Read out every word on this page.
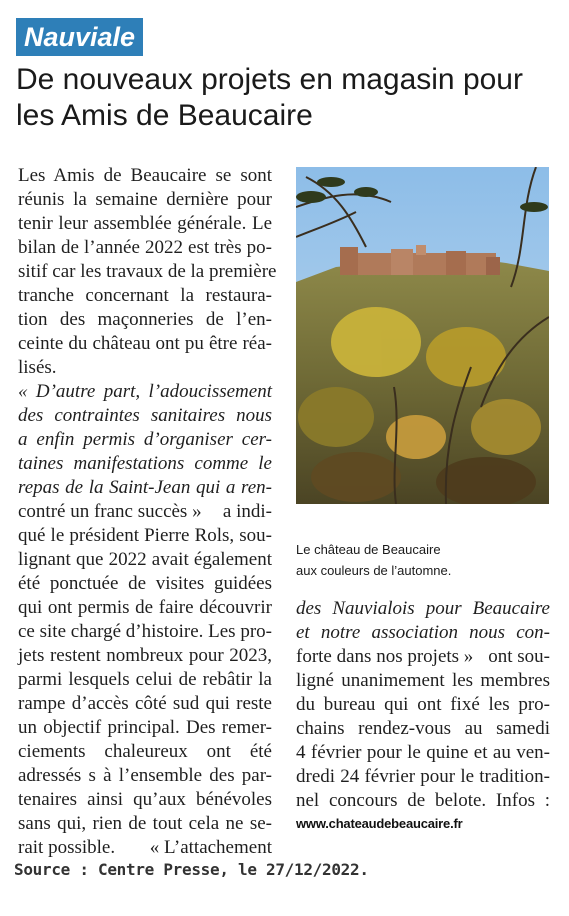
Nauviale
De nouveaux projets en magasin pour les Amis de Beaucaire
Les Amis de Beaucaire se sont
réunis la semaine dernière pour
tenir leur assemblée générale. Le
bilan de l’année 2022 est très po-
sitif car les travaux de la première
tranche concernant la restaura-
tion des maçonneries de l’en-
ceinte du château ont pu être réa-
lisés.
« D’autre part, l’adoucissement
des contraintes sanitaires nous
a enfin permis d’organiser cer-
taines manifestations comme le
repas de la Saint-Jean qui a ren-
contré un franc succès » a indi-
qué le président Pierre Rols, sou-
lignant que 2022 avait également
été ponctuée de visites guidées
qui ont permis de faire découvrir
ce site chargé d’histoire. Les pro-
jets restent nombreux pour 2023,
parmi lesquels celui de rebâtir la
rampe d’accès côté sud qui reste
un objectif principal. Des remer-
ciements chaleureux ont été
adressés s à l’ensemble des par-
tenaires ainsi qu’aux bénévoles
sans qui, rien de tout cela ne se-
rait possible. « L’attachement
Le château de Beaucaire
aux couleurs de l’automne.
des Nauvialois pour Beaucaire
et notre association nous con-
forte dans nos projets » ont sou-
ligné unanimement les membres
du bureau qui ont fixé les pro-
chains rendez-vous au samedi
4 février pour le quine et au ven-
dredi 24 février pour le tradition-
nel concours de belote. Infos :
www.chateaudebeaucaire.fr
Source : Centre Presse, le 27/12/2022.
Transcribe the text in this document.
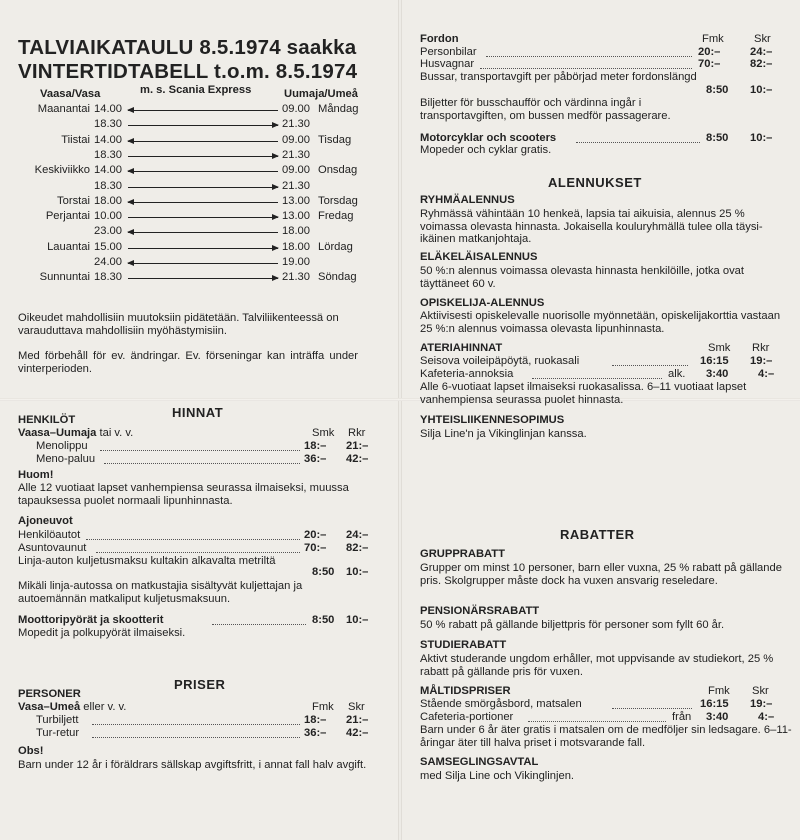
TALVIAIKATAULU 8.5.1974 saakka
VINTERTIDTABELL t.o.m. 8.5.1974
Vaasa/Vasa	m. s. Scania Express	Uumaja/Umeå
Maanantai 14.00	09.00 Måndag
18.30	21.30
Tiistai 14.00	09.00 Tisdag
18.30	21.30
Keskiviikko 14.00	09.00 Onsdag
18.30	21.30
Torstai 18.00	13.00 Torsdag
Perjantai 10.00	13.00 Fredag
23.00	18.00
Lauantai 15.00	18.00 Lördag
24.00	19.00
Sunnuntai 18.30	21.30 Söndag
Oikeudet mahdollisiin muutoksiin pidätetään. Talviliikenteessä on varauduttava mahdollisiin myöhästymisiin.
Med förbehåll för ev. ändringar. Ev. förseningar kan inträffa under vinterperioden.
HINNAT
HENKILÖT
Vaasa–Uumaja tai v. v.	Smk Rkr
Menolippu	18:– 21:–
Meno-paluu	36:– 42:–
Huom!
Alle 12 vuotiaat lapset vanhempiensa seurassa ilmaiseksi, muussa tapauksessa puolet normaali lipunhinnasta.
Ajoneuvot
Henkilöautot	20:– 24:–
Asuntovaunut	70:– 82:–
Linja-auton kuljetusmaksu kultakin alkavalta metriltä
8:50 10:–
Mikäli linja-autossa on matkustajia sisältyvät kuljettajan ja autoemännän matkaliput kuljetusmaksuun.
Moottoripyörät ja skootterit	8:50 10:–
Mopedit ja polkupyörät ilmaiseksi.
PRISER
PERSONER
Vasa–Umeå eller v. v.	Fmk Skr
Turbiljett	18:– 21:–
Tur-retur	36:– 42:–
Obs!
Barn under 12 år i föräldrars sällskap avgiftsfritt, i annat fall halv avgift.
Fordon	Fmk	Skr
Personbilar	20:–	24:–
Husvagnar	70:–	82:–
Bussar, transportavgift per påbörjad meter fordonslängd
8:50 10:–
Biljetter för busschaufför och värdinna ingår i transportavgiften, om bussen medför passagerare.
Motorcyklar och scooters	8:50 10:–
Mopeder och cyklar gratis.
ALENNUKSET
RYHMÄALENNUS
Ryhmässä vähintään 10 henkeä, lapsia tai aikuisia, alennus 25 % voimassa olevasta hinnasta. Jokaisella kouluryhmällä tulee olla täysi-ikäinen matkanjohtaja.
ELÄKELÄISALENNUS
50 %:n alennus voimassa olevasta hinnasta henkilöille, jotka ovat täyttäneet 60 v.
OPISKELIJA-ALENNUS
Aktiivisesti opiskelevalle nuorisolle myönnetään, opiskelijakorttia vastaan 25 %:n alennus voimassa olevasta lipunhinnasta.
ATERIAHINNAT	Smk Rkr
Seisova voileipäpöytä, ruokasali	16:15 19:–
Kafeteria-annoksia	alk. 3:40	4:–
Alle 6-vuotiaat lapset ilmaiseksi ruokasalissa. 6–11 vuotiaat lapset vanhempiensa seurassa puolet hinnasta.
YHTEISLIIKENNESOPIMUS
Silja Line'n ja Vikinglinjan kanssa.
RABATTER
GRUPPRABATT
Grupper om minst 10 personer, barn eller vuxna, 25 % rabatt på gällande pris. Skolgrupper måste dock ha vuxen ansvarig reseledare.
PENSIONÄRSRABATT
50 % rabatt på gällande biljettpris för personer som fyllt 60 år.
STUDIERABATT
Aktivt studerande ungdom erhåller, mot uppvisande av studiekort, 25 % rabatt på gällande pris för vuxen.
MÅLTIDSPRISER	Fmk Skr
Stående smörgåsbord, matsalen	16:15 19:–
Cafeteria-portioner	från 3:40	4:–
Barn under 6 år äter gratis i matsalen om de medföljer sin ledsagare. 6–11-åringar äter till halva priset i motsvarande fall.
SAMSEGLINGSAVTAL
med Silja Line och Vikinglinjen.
****************************************
**AIM:** Take the records above and transcribe them exactly, dropping every picture.

**EXERCISE SOLUTION:**
Read out every word on this page.
Nauviale
De nouveaux projets en magasin pour les Amis de Beaucaire
Les Amis de Beaucaire se sont
réunis la semaine dernière pour
tenir leur assemblée générale. Le
bilan de l’année 2022 est très po-
sitif car les travaux de la première
tranche concernant la restaura-
tion des maçonneries de l’en-
ceinte du château ont pu être réa-
lisés.
« D’autre part, l’adoucissement
des contraintes sanitaires nous
a enfin permis d’organiser cer-
taines manifestations comme le
repas de la Saint-Jean qui a ren-
contré un franc succès » a indi-
qué le président Pierre Rols, sou-
lignant que 2022 avait également
été ponctuée de visites guidées
qui ont permis de faire découvrir
ce site chargé d’histoire. Les pro-
jets restent nombreux pour 2023,
parmi lesquels celui de rebâtir la
rampe d’accès côté sud qui reste
un objectif principal. Des remer-
ciements chaleureux ont été
adressés s à l’ensemble des par-
tenaires ainsi qu’aux bénévoles
sans qui, rien de tout cela ne se-
rait possible. « L’attachement
Le château de Beaucaire
aux couleurs de l’automne.
des Nauvialois pour Beaucaire
et notre association nous con-
forte dans nos projets » ont sou-
ligné unanimement les membres
du bureau qui ont fixé les pro-
chains rendez-vous au samedi
4 février pour le quine et au ven-
dredi 24 février pour le tradition-
nel concours de belote. Infos :
www.chateaudebeaucaire.fr
Source : Centre Presse, le 27/12/2022.
Transcribe the text in this document.
TALVIAIKATAULU 8.5.1974 saakka
VINTERTIDTABELL t.o.m. 8.5.1974
Vaasa/Vasa	m. s. Scania Express	Uumaja/Umeå
Maanantai 14.00	09.00 Måndag
18.30	21.30
Tiistai 14.00	09.00 Tisdag
18.30	21.30
Keskiviikko 14.00	09.00 Onsdag
18.30	21.30
Torstai 18.00	13.00 Torsdag
Perjantai 10.00	13.00 Fredag
23.00	18.00
Lauantai 15.00	18.00 Lördag
24.00	19.00
Sunnuntai 18.30	21.30 Söndag
Oikeudet mahdollisiin muutoksiin pidätetään. Talviliikenteessä on varauduttava mahdollisiin myöhästymisiin.
Med förbehåll för ev. ändringar. Ev. förseningar kan inträffa under vinterperioden.
HINNAT
HENKILÖT
Vaasa–Uumaja tai v. v.	Smk Rkr
Menolippu	18:– 21:–
Meno-paluu	36:– 42:–
Huom!
Alle 12 vuotiaat lapset vanhempiensa seurassa ilmaiseksi, muussa tapauksessa puolet normaali lipunhinnasta.
Ajoneuvot
Henkilöautot	20:– 24:–
Asuntovaunut	70:– 82:–
Linja-auton kuljetusmaksu kultakin alkavalta metriltä
8:50 10:–
Mikäli linja-autossa on matkustajia sisältyvät kuljettajan ja autoemännän matkaliput kuljetusmaksuun.
Moottoripyörät ja skootterit	8:50 10:–
Mopedit ja polkupyörät ilmaiseksi.
PRISER
PERSONER
Vasa–Umeå eller v. v.	Fmk Skr
Turbiljett	18:– 21:–
Tur-retur	36:– 42:–
Obs!
Barn under 12 år i föräldrars sällskap avgiftsfritt, i annat fall halv avgift.
Fordon	Fmk	Skr
Personbilar	20:–	24:–
Husvagnar	70:–	82:–
Bussar, transportavgift per påbörjad meter fordonslängd
8:50 10:–
Biljetter för busschaufför och värdinna ingår i transportavgiften, om bussen medför passagerare.
Motorcyklar och scooters	8:50 10:–
Mopeder och cyklar gratis.
ALENNUKSET
RYHMÄALENNUS
Ryhmässä vähintään 10 henkeä, lapsia tai aikuisia, alennus 25 % voimassa olevasta hinnasta. Jokaisella kouluryhmällä tulee olla täysi-ikäinen matkanjohtaja.
ELÄKELÄISALENNUS
50 %:n alennus voimassa olevasta hinnasta henkilöille, jotka ovat täyttäneet 60 v.
OPISKELIJA-ALENNUS
Aktiivisesti opiskelevalle nuorisolle myönnetään, opiskelijakorttia vastaan 25 %:n alennus voimassa olevasta lipunhinnasta.
ATERIAHINNAT	Smk Rkr
Seisova voileipäpöytä, ruokasali	16:15 19:–
Kafeteria-annoksia	alk. 3:40	4:–
Alle 6-vuotiaat lapset ilmaiseksi ruokasalissa. 6–11 vuotiaat lapset vanhempiensa seurassa puolet hinnasta.
YHTEISLIIKENNESOPIMUS
Silja Line'n ja Vikinglinjan kanssa.
RABATTER
GRUPPRABATT
Grupper om minst 10 personer, barn eller vuxna, 25 % rabatt på gällande pris. Skolgrupper måste dock ha vuxen ansvarig reseledare.
PENSIONÄRSRABATT
50 % rabatt på gällande biljettpris för personer som fyllt 60 år.
STUDIERABATT
Aktivt studerande ungdom erhåller, mot uppvisande av studiekort, 25 % rabatt på gällande pris för vuxen.
MÅLTIDSPRISER	Fmk Skr
Stående smörgåsbord, matsalen	16:15 19:–
Cafeteria-portioner	från 3:40	4:–
Barn under 6 år äter gratis i matsalen om de medföljer sin ledsagare. 6–11-åringar äter till halva priset i motsvarande fall.
SAMSEGLINGSAVTAL
med Silja Line och Vikinglinjen.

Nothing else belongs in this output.